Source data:
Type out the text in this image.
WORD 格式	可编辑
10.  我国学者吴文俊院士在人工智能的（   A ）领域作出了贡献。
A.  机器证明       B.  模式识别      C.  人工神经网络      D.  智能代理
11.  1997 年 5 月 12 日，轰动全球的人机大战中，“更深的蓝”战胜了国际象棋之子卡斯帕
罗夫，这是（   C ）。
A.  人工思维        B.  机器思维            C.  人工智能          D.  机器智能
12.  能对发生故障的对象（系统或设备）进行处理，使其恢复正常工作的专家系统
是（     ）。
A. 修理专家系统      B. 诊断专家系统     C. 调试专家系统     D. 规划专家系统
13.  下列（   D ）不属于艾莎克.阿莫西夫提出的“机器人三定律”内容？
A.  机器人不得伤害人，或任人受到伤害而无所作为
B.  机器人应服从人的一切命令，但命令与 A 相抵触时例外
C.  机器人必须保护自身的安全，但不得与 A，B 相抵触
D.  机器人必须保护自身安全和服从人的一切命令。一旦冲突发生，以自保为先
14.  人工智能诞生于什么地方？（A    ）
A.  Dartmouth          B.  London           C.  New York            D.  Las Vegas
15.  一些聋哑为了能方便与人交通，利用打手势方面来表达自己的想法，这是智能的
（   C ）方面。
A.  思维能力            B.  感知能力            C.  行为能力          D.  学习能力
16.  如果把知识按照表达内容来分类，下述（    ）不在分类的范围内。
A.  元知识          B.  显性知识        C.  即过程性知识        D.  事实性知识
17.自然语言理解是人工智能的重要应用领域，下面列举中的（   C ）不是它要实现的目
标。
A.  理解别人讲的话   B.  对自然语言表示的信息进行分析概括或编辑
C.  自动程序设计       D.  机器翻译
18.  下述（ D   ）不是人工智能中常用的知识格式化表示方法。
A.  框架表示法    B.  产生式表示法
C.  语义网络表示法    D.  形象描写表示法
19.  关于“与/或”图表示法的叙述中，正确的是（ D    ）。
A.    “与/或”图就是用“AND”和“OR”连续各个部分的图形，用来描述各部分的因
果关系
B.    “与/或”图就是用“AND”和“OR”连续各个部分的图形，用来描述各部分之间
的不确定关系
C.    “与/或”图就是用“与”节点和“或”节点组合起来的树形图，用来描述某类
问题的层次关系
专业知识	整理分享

EXERCISE TASK:
Extract all of the data exactly as written.

SOLUTION FOR THIS EXERCISE:
Type out the text in this image.
WORD 格式	可编辑
10.  我国学者吴文俊院士在人工智能的（   A ）领域作出了贡献。
A.  机器证明       B.  模式识别      C.  人工神经网络      D.  智能代理
11.  1997 年 5 月 12 日，轰动全球的人机大战中，“更深的蓝”战胜了国际象棋之子卡斯帕
罗夫，这是（   C ）。
A.  人工思维        B.  机器思维            C.  人工智能          D.  机器智能
12.  能对发生故障的对象（系统或设备）进行处理，使其恢复正常工作的专家系统
是（     ）。
A. 修理专家系统      B. 诊断专家系统     C. 调试专家系统     D. 规划专家系统
13.  下列（   D ）不属于艾莎克.阿莫西夫提出的“机器人三定律”内容？
A.  机器人不得伤害人，或任人受到伤害而无所作为
B.  机器人应服从人的一切命令，但命令与 A 相抵触时例外
C.  机器人必须保护自身的安全，但不得与 A，B 相抵触
D.  机器人必须保护自身安全和服从人的一切命令。一旦冲突发生，以自保为先
14.  人工智能诞生于什么地方？（A    ）
A.  Dartmouth          B.  London           C.  New York            D.  Las Vegas
15.  一些聋哑为了能方便与人交通，利用打手势方面来表达自己的想法，这是智能的
（   C ）方面。
A.  思维能力            B.  感知能力            C.  行为能力          D.  学习能力
16.  如果把知识按照表达内容来分类，下述（    ）不在分类的范围内。
A.  元知识          B.  显性知识        C.  即过程性知识        D.  事实性知识
17.自然语言理解是人工智能的重要应用领域，下面列举中的（   C ）不是它要实现的目
标。
A.  理解别人讲的话   B.  对自然语言表示的信息进行分析概括或编辑
C.  自动程序设计       D.  机器翻译
18.  下述（ D   ）不是人工智能中常用的知识格式化表示方法。
A.  框架表示法    B.  产生式表示法
C.  语义网络表示法    D.  形象描写表示法
19.  关于“与/或”图表示法的叙述中，正确的是（ D    ）。
A.    “与/或”图就是用“AND”和“OR”连续各个部分的图形，用来描述各部分的因
果关系
B.    “与/或”图就是用“AND”和“OR”连续各个部分的图形，用来描述各部分之间
的不确定关系
C.    “与/或”图就是用“与”节点和“或”节点组合起来的树形图，用来描述某类
问题的层次关系
专业知识	整理分享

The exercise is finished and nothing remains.